■ WHAT YOU ARE ASKED TO DO: Search the entries below. Return every line that has "start" in it.

━━ DATA ROWS

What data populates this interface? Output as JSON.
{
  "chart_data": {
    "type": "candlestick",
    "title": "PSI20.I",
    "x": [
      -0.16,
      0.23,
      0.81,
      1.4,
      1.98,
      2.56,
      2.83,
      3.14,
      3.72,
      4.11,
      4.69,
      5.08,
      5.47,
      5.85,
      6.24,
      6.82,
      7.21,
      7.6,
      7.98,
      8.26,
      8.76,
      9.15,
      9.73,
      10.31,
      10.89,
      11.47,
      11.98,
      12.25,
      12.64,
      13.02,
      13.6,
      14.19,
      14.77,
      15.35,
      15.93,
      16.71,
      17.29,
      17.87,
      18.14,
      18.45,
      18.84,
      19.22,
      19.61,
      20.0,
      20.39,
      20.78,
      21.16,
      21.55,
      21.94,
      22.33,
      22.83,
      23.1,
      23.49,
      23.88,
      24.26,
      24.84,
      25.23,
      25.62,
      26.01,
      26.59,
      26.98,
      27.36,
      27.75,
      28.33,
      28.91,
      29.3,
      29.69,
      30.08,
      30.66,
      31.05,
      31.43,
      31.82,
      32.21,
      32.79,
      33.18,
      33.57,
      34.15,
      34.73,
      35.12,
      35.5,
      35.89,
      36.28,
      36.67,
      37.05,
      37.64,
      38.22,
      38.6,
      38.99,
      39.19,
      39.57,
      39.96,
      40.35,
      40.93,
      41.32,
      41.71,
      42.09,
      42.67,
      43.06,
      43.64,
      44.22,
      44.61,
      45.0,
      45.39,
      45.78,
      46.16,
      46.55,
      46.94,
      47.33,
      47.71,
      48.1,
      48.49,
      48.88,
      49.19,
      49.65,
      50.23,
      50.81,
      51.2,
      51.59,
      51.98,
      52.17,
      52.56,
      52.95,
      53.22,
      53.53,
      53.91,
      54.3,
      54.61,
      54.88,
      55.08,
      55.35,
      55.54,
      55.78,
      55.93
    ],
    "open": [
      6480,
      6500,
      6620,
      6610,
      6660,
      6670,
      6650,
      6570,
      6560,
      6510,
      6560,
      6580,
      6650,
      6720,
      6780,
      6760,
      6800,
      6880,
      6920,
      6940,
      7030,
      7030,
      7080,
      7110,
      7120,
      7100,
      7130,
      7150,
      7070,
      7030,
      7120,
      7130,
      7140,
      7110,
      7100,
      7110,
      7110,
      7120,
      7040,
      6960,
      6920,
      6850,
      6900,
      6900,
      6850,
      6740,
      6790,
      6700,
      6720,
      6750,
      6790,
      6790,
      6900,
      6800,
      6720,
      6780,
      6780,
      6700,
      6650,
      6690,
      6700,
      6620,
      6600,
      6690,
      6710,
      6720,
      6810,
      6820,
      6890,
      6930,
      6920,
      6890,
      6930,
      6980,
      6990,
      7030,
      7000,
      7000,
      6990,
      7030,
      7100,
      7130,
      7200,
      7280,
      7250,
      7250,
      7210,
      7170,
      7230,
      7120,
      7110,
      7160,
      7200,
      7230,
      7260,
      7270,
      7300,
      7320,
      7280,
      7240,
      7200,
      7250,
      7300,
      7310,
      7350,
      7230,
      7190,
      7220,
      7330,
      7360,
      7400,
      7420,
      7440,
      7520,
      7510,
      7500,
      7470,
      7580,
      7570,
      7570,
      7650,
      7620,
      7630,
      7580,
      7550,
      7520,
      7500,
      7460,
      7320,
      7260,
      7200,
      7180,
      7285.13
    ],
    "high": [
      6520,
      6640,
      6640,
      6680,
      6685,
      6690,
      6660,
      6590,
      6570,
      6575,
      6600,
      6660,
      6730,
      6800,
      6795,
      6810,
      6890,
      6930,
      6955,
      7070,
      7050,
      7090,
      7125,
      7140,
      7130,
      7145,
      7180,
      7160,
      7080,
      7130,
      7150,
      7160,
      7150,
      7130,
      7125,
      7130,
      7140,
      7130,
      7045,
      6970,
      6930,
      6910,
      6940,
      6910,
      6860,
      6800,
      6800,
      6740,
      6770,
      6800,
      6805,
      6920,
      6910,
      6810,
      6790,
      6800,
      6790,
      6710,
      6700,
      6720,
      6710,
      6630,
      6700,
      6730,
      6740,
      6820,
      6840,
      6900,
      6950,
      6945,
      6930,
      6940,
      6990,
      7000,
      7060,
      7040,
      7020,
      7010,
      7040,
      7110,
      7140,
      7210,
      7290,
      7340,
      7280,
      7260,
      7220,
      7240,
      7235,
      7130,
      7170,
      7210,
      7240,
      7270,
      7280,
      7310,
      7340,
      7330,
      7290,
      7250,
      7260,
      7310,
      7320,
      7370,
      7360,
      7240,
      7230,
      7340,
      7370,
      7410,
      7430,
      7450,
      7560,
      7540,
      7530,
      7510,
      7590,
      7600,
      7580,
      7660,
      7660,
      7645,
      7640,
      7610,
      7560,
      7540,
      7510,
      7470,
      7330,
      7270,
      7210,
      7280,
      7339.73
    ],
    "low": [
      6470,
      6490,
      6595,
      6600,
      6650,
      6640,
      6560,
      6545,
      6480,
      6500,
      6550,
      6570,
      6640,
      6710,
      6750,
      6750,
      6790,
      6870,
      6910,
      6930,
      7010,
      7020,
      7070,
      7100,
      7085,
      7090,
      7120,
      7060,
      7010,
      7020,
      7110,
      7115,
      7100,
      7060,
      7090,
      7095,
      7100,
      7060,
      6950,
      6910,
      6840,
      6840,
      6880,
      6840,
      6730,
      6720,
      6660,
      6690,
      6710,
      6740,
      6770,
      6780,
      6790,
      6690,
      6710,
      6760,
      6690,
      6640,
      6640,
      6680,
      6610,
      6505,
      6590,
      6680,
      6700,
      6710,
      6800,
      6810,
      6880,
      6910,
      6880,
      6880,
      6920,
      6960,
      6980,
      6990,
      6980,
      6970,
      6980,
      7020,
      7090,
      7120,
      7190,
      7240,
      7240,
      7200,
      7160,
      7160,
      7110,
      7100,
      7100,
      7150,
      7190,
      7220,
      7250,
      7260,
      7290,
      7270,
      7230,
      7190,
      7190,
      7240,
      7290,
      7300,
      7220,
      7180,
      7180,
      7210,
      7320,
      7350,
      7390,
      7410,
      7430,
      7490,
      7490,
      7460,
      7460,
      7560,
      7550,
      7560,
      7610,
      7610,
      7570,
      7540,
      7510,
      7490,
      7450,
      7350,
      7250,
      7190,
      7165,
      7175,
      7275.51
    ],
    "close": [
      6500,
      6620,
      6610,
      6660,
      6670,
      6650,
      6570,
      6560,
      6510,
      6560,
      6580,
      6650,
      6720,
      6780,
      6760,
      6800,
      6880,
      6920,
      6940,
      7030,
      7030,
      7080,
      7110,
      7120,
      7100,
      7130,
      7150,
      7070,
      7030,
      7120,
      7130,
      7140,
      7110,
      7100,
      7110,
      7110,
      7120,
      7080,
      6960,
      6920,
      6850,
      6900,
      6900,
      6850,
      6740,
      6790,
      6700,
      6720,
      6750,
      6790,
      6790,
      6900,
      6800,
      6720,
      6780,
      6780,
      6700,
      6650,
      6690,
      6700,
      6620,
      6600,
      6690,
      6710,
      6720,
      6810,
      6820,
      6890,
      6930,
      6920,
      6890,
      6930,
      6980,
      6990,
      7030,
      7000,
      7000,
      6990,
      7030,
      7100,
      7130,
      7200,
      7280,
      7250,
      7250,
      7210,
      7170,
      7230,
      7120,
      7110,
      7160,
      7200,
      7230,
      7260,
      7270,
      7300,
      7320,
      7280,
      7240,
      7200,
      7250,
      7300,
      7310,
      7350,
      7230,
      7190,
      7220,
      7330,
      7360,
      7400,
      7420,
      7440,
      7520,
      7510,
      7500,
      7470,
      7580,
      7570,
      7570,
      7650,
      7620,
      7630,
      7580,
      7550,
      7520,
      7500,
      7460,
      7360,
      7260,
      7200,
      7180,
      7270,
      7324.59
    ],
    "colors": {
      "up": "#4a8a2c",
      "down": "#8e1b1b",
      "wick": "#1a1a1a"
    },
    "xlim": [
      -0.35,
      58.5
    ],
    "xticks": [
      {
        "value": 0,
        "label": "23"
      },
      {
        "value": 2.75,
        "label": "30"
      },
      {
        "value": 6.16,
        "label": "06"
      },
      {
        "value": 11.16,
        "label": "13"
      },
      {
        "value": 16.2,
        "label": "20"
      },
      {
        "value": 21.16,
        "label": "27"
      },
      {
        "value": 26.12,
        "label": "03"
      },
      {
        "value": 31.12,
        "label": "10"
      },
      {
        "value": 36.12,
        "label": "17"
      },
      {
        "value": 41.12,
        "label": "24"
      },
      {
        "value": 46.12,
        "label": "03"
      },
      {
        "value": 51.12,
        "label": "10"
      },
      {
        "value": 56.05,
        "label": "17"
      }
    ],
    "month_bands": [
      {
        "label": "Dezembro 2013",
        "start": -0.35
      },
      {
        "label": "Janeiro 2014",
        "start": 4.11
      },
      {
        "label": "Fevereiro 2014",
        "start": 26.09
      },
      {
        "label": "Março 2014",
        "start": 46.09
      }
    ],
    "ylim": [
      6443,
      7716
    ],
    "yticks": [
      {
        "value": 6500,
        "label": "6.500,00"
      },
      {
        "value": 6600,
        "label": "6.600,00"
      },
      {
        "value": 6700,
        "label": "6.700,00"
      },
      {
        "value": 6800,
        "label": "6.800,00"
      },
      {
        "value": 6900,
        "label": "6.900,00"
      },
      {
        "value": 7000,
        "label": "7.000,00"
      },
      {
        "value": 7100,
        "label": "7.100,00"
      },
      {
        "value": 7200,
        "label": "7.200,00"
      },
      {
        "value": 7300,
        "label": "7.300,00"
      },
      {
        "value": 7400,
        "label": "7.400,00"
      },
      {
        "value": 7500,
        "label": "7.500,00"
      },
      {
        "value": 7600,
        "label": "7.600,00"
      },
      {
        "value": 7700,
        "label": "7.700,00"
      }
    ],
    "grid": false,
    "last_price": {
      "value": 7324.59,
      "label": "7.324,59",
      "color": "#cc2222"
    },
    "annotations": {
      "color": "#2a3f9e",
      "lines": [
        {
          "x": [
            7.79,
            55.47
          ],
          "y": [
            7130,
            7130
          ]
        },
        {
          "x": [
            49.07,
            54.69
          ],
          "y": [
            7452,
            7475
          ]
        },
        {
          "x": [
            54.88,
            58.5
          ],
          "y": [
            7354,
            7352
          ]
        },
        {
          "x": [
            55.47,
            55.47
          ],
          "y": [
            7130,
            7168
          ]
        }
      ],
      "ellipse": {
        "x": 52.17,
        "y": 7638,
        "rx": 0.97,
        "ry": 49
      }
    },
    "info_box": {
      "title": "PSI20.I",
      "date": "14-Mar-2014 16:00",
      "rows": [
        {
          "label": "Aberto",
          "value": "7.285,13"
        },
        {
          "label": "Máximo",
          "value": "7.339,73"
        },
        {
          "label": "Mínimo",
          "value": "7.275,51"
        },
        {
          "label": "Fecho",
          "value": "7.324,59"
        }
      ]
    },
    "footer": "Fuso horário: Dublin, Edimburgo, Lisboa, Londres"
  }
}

━━━━

■ SOLUTION TO THIS EXERCISE:
        "start": -0.35
        "start": 4.11
        "start": 26.09
        "start": 46.09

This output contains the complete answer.